[AIM OF THE EXERCISE]
Copy each line with the word "What" in it.

# START OF RECORDS FOR THIS EXERCISE

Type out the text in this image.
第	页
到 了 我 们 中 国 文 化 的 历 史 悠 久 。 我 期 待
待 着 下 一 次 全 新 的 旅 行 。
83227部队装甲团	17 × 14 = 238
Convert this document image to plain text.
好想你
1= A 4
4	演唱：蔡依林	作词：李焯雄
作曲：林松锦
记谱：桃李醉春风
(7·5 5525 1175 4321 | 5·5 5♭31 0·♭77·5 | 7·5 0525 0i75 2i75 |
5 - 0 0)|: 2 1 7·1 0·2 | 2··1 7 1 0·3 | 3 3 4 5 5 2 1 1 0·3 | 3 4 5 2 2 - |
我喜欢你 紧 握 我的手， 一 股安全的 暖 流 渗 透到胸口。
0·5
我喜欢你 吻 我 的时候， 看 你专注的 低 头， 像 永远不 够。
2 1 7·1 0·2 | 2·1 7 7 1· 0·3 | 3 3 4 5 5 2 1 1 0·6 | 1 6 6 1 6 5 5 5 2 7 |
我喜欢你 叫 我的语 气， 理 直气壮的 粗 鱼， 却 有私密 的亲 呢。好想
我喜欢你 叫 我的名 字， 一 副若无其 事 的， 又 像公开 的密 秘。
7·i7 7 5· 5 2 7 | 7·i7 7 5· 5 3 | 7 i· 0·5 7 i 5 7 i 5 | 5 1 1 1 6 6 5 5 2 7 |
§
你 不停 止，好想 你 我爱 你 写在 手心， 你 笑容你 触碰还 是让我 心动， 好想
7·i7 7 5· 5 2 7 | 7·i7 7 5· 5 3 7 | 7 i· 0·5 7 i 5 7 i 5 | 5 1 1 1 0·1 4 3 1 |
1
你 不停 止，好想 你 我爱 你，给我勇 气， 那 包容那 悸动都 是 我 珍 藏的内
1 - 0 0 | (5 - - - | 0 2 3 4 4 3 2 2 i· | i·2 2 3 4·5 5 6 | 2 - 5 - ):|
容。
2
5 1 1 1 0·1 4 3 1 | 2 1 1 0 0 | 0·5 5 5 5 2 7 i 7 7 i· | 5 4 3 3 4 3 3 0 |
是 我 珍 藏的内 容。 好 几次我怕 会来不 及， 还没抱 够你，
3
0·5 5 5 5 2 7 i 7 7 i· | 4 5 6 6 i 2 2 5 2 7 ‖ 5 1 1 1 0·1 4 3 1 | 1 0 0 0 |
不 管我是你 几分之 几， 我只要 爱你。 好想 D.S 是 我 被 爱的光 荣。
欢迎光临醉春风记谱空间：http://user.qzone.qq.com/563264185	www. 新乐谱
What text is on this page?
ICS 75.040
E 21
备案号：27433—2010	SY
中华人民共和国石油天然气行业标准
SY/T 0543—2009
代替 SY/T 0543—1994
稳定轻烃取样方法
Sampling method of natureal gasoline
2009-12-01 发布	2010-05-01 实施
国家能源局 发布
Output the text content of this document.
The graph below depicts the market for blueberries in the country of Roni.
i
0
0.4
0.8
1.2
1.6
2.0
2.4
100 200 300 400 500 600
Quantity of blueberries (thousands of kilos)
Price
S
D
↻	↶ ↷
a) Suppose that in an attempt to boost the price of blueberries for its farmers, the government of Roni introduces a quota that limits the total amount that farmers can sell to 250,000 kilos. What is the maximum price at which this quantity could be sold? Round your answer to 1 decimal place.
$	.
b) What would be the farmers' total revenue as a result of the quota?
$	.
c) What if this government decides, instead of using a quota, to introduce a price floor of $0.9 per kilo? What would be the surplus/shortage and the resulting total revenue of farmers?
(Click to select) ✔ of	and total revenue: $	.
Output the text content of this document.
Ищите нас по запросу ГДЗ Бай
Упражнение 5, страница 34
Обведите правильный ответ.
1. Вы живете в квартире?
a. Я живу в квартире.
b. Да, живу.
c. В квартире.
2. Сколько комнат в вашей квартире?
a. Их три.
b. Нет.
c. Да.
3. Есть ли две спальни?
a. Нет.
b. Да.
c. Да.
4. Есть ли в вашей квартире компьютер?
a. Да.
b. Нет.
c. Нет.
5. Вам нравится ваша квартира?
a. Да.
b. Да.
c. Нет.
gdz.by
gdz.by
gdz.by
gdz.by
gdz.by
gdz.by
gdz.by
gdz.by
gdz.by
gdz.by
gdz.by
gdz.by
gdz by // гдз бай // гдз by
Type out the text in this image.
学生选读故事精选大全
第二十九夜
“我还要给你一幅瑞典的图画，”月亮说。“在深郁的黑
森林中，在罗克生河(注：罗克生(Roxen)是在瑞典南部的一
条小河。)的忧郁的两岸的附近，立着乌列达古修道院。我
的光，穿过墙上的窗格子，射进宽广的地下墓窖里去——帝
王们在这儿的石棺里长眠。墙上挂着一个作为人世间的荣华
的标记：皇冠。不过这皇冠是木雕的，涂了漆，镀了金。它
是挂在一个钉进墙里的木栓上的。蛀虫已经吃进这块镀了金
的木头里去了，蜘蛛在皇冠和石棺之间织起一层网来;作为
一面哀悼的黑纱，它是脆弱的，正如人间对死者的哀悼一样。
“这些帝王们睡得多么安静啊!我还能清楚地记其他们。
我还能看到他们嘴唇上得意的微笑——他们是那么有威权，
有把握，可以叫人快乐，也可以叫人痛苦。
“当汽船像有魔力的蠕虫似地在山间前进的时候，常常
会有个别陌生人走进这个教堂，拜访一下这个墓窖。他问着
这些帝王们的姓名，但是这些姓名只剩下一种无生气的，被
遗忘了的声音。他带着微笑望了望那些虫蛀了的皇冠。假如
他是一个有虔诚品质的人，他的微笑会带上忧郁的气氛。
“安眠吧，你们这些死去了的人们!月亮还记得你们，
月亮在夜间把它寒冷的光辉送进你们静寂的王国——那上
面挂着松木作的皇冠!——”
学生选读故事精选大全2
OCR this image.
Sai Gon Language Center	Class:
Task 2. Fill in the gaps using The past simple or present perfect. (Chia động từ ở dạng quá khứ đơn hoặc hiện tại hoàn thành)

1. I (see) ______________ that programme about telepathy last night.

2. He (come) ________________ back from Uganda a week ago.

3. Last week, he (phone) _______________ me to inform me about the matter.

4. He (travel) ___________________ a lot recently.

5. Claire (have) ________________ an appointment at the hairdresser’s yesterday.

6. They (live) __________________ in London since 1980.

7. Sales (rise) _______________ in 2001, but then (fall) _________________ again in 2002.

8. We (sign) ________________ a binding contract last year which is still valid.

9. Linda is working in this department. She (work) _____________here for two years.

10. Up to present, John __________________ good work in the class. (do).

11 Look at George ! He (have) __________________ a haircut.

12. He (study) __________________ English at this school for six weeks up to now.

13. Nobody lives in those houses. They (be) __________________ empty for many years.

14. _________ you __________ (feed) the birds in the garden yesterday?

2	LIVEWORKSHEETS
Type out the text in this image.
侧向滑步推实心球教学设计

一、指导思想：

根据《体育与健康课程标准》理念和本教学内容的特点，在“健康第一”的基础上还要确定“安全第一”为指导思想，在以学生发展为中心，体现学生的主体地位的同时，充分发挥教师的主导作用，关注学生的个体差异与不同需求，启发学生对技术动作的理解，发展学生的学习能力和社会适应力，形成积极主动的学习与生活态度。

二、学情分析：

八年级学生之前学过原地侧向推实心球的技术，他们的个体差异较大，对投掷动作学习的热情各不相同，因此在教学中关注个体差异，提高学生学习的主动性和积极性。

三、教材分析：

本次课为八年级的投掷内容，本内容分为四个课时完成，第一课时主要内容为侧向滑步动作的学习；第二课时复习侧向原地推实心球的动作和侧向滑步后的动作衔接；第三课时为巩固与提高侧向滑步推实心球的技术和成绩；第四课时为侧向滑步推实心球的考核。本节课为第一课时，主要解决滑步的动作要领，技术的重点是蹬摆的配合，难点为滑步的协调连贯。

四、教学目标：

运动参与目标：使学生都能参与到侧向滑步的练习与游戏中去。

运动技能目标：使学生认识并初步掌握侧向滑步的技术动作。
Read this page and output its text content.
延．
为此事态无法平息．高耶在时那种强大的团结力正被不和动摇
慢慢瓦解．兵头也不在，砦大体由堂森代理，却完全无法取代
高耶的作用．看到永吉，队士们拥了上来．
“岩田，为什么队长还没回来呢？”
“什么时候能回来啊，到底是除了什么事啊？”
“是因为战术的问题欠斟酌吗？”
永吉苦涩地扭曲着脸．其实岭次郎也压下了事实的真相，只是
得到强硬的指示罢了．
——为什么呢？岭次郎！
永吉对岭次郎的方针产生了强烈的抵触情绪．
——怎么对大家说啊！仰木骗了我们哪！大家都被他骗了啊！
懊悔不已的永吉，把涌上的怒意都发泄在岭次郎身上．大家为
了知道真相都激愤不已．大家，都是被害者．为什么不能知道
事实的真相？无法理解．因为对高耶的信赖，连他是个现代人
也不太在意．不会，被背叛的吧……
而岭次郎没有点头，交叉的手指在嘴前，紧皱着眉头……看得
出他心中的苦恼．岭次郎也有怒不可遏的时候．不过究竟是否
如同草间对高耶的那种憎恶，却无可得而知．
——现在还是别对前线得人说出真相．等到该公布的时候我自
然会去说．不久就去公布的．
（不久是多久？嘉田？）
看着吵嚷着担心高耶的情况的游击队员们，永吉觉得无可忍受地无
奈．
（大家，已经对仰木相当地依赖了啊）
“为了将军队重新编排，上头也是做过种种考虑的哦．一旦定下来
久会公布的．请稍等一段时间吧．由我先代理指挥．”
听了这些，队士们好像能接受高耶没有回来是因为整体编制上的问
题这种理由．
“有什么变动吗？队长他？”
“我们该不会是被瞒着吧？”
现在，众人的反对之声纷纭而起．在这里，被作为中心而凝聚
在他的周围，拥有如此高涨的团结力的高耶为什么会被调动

# END OF RECORDS FOR THIS EXERCISE

[SOLVED PROBLEM]
What text is on this page?
a) Suppose that in an attempt to boost the price of blueberries for its farmers, the government of Roni introduces a quota that limits the total amount that farmers can sell to 250,000 kilos. What is the maximum price at which this quantity could be sold? Round your answer to 1 decimal place.
b) What would be the farmers' total revenue as a result of the quota?
c) What if this government decides, instead of using a quota, to introduce a price floor of $0.9 per kilo? What would be the surplus/shortage and the resulting total revenue of farmers?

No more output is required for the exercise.